PROBLEM TO WORK ON
Pick out each line of the records that includes the string "准考证号", and copy it.

EXTRACTED RECORDS

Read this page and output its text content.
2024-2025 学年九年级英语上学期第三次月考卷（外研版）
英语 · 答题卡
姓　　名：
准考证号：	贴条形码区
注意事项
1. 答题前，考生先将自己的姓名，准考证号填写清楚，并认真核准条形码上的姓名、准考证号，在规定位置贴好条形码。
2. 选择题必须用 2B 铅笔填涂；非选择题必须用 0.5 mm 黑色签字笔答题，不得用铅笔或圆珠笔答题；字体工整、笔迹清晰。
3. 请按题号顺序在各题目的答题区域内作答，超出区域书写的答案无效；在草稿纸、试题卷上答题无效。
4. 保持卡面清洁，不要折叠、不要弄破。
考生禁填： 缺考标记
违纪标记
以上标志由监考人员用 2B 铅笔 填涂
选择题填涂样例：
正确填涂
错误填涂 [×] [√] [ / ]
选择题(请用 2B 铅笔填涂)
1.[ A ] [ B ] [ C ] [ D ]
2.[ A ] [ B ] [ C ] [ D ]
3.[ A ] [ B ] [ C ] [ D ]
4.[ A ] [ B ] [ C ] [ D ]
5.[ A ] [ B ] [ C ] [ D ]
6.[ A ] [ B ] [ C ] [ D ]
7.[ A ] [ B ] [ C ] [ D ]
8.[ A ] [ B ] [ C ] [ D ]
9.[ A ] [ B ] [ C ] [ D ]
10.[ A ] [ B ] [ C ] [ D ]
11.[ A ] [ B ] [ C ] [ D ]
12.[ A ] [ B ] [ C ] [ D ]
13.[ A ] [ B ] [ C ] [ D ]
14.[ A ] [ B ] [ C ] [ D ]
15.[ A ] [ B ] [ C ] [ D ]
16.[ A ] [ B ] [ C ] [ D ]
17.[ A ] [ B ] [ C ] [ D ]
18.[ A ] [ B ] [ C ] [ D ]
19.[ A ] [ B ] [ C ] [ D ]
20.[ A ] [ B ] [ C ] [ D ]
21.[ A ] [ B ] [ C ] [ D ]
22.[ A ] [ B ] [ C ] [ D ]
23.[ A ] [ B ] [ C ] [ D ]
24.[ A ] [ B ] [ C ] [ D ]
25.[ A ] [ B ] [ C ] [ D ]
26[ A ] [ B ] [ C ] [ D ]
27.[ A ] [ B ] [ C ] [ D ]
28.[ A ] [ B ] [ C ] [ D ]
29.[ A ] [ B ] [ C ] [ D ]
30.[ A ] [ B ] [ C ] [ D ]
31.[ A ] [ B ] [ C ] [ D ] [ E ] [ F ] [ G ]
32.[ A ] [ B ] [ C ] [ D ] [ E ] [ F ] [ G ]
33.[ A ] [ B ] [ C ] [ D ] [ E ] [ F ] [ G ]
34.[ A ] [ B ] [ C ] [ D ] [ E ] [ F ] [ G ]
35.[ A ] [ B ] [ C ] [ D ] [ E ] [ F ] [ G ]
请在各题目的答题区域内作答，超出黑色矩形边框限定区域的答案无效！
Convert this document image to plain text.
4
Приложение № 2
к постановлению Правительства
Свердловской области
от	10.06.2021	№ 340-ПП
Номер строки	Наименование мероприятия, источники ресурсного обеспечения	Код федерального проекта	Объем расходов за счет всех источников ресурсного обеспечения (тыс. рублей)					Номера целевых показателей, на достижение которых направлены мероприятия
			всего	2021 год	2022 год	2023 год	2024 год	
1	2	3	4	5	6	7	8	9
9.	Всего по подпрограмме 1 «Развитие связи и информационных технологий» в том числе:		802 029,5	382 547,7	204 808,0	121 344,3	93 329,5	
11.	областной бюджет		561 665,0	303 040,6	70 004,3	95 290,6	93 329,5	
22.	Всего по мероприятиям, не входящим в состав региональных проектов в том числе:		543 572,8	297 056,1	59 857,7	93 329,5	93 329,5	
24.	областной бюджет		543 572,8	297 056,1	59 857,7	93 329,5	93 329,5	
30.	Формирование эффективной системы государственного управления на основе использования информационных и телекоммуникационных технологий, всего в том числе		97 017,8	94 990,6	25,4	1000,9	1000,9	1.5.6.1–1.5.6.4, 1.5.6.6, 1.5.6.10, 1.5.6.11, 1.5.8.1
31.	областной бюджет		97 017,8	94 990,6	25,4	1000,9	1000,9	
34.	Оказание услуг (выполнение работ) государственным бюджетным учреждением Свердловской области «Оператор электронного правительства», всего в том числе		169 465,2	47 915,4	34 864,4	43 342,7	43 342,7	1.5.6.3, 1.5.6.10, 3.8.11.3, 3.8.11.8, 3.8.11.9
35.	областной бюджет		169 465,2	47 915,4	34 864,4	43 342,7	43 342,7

SOLUTION TO THIS PROBLEM
准考证号：	贴条形码区
1. 答题前，考生先将自己的姓名，准考证号填写清楚，并认真核准条形码上的姓名、准考证号，在规定位置贴好条形码。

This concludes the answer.